- **Provided text**:
Could the usage of `haskey` be unidiomatic/inefficient?

It seems to be a common pattern to me that something like this needs to be done:

if !haskey(dict, key)
  ...
else
  item = dict[key]
  ...
end

Would this lead to two lookups and thus cause extra overhead?

I considered using get/3 but it can only go so far as to provide a default value. In cases where more complicated operations instead of just getting a value is needed, I still need to write

item = get(dict, key, nothing)
if item == nothing
  # do stuffs
else
  # do stuffs with item
end

which still involves an extra comparison operation and doesn’t seem to be sensible code at all.

AFAIK in languages such as Rust there seem to be special constructs that help deal with such cases with a Dict.

What’s the idiomatic way to do so? Or is it just simply not a performance concern due to some sort of optimization, and I shouldn’t worry about using !haskey in this scenario?

See julep/rfc: proposal for unified Dict get/insert/has interface · Issue #12157 · JuliaLang/julia · GitHub

2 Likes

What about

function dostuff(dict, key)
    found = true
    item = get(() -> found = false, dict, key)
    if found
        Some(item)
    else
        nothing
    end
end

d = Dict([1 => 'a'])
dostuff(d, 1)                   # Some('a')
dostuff(d, 2)                   # nothing

Only you can Profile.@profile whether this is a perf problem in your specific code. This does cause two lookups, but the first one will fetch the relevant cache-line. So the second lookup only costs CPU and no mem-traffic nor does it have to wait an eternity for main memory.

- **Information given**:
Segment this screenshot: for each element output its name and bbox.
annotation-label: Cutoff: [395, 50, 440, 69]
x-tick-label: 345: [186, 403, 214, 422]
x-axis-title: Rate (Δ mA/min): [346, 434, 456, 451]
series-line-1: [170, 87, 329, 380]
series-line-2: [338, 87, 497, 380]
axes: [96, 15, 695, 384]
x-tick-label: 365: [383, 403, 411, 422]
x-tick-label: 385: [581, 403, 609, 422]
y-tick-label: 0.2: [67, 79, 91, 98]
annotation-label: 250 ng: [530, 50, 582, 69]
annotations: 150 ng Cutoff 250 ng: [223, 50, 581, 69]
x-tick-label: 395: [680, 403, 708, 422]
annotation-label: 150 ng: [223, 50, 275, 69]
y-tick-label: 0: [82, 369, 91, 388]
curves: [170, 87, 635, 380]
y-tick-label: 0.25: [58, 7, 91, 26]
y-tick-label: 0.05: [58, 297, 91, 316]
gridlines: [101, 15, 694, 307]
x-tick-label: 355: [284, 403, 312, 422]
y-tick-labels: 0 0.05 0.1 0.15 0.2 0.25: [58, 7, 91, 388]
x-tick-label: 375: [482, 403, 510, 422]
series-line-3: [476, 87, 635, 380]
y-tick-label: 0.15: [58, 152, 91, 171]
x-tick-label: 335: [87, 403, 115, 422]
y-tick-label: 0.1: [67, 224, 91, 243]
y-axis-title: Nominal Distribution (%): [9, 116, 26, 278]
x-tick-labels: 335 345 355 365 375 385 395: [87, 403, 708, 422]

* * *

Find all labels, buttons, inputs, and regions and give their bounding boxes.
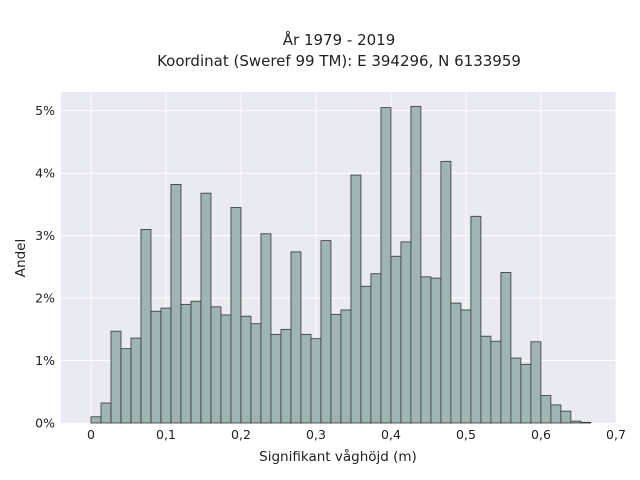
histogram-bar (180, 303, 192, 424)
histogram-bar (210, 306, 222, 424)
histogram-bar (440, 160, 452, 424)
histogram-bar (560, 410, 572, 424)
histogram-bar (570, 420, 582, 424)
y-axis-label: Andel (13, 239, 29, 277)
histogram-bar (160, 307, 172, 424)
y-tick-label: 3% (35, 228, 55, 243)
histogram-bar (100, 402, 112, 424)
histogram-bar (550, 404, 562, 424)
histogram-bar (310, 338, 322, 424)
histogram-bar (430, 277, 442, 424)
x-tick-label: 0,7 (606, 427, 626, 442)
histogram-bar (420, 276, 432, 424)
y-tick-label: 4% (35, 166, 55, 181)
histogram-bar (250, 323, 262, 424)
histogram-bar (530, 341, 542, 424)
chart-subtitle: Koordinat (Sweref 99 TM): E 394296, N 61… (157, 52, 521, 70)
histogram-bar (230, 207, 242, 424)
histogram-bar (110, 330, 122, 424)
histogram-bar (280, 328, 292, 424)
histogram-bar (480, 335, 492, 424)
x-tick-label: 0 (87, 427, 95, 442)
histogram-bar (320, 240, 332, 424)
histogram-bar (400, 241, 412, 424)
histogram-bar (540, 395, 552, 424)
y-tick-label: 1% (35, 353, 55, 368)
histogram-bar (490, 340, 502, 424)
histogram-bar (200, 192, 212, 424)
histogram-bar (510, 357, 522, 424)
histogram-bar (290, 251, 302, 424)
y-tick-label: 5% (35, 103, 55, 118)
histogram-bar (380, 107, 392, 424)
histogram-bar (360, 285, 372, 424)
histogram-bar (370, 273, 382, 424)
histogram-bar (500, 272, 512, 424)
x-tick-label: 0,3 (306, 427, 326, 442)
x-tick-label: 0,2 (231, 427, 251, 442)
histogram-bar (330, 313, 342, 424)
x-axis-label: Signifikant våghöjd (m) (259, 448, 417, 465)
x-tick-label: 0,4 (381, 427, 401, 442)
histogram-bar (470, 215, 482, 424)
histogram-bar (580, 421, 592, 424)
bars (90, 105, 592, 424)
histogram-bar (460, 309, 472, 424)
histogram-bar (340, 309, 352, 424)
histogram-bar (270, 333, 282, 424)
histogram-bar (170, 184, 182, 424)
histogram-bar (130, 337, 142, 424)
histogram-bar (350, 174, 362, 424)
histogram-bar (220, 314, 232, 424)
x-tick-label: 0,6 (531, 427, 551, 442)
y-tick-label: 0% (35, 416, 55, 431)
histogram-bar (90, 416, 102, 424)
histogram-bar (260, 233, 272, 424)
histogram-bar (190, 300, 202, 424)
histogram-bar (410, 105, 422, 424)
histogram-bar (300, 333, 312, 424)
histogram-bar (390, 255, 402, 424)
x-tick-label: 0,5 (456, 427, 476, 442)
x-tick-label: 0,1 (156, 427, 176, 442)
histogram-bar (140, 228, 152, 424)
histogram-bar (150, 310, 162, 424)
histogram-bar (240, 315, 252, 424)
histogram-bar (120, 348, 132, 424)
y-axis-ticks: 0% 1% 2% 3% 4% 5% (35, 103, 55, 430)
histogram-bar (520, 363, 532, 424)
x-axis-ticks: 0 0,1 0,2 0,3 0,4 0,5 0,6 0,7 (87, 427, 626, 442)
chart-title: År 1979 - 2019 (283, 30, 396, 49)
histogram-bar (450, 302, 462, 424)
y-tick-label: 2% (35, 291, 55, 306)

...

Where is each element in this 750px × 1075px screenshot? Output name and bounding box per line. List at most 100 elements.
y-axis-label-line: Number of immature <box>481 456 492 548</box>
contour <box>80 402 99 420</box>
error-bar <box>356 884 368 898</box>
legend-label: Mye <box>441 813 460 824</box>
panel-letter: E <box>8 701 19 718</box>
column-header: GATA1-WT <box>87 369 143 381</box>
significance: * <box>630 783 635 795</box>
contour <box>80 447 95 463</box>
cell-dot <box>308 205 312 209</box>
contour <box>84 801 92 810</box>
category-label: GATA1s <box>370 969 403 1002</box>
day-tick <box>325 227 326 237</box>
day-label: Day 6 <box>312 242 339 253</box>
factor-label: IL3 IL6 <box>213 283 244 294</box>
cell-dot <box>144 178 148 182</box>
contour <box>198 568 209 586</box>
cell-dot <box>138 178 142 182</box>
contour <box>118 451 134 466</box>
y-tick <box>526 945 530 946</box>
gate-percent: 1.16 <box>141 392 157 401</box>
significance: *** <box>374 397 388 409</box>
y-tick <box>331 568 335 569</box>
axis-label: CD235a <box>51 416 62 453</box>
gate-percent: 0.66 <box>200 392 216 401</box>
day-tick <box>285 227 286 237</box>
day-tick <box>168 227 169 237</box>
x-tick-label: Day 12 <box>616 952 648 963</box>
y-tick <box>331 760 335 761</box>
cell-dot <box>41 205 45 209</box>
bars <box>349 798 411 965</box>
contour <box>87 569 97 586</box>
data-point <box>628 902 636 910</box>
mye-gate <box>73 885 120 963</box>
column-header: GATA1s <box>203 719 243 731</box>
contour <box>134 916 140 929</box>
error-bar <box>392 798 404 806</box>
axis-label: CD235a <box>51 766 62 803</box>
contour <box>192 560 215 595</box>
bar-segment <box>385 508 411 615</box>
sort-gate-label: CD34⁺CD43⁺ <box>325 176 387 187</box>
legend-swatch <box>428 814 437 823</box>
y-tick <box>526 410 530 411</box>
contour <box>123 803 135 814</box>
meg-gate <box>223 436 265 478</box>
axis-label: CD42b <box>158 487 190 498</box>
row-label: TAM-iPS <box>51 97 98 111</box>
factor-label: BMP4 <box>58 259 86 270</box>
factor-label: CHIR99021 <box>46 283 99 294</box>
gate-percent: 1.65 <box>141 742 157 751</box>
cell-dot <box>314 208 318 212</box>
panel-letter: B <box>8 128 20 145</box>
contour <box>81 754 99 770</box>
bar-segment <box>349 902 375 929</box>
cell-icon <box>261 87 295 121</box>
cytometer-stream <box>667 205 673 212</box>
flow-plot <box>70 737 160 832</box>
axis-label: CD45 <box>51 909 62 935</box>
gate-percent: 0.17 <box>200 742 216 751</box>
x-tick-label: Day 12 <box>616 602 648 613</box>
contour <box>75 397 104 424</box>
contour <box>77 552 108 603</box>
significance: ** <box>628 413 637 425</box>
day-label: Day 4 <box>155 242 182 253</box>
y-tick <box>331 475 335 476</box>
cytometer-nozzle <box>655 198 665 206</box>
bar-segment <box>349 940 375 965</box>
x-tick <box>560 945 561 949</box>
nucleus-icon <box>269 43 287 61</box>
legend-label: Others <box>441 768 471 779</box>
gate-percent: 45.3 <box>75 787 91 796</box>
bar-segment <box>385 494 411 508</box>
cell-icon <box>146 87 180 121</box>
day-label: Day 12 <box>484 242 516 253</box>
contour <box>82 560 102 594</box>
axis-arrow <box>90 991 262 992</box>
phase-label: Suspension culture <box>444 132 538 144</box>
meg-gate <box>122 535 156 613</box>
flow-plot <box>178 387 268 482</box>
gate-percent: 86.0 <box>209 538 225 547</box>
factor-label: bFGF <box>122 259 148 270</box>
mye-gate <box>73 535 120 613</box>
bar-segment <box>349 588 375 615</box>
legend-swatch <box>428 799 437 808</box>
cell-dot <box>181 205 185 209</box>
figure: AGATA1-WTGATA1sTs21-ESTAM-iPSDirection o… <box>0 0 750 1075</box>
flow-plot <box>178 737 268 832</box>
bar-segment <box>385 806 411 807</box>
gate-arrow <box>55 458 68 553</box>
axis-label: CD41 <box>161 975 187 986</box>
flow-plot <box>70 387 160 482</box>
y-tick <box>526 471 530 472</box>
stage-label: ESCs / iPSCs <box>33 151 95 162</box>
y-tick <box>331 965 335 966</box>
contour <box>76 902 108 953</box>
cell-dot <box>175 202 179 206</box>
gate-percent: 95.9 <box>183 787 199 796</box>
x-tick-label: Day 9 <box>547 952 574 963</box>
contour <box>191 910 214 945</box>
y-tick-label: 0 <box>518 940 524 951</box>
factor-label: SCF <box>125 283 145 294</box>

- **Written request 1**: From the haskey thread, reproduce verbatim the part that opens with the words containing "found = true" and closes with "for main memory.".
- **Written request 2**:
Answer these questions using the haskey thread:
(a) Which function does the original poster consider as an alternative, and what limitation do they state for it?
(b) In the reply's example code, what does the call dostuff(d, 2) return?
(c) According to the last reply, why does the second lookup avoid memory traffic?
- **Written request 3**: Carry the haskey thread forward from its last sentence.

- **Right answer 1**:
found = true
    item = get(() -> found = false, dict, key)
    if found
        Some(item)
    else
        nothing
    end
end

d = Dict([1 => 'a'])
dostuff(d, 1)                   # Some('a')
dostuff(d, 2)                   # nothing

Only you can Profile.@profile whether this is a perf problem in your specific code. This does cause two lookups, but the first one will fetch the relevant cache-line. So the second lookup only costs CPU and no mem-traffic nor does it have to wait an eternity for main memory.

- **Right answer 2**:
(a) get/3; it can only go so far as to provide a default value.
(b) nothing
(c) Because the first lookup fetches the relevant cache-line, so the second lookup only costs CPU.

- **Right answer 3**:
If profiling shows that the second lookup is a significant part of your time, then my recommendation is Base.ht_keyindex2! (look up position of key; -pos if not present; may rehash dict to make space for new element) and Base.ht_keyindex (look up position of key, -1 if not present).

The optimizer might be capable of removing the second hash computation. I don’t think that the optimizer will be capable of removing the comparisons (the linear search of all colliding elements).

1 Like

I don’t see what is wrong with:

item = get(dict, key, nothing)
if item === nothing
  # do stuffs
else
  # do stuffs with item
end

Only one lookup and === nothing is fast.

2 Likes

The only issue these days is if nothing is a valid value. Otherwise that is a fine way to express this in Julia 1.0+.

1 Like

You could always just define your own

struct MySentinel end

and use that instead of Nothing. There are not specific optimisations for the nothing singleton that doesn’t apply to others.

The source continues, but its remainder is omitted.